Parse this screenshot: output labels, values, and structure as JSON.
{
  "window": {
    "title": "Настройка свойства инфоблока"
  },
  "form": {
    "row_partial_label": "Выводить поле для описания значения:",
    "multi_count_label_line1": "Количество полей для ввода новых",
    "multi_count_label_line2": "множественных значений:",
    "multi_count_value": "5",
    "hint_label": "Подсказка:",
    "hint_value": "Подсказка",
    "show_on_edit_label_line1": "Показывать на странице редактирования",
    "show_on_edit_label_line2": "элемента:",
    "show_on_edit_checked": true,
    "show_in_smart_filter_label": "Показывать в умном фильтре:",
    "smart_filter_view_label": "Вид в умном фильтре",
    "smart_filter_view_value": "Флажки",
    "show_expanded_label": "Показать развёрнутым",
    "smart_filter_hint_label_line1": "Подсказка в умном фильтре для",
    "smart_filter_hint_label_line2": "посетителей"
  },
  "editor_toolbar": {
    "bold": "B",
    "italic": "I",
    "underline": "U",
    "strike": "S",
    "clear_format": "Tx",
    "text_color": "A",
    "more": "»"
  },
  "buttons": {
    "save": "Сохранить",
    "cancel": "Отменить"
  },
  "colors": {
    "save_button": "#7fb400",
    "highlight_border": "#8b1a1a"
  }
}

## What you will do
Each line of the material should be duplicated exactly, please.

## In response
Parse this screenshot: output labels, values, and structure as JSON.
{
  "window": {
    "title": "Настройка свойства инфоблока"
  },
  "form": {
    "row_partial_label": "Выводить поле для описания значения:",
    "multi_count_label_line1": "Количество полей для ввода новых",
    "multi_count_label_line2": "множественных значений:",
    "multi_count_value": "5",
    "hint_label": "Подсказка:",
    "hint_value": "Подсказка",
    "show_on_edit_label_line1": "Показывать на странице редактирования",
    "show_on_edit_label_line2": "элемента:",
    "show_on_edit_checked": true,
    "show_in_smart_filter_label": "Показывать в умном фильтре:",
    "smart_filter_view_label": "Вид в умном фильтре",
    "smart_filter_view_value": "Флажки",
    "show_expanded_label": "Показать развёрнутым",
    "smart_filter_hint_label_line1": "Подсказка в умном фильтре для",
    "smart_filter_hint_label_line2": "посетителей"
  },
  "editor_toolbar": {
    "bold": "B",
    "italic": "I",
    "underline": "U",
    "strike": "S",
    "clear_format": "Tx",
    "text_color": "A",
    "more": "»"
  },
  "buttons": {
    "save": "Сохранить",
    "cancel": "Отменить"
  },
  "colors": {
    "save_button": "#7fb400",
    "highlight_border": "#8b1a1a"
  }
}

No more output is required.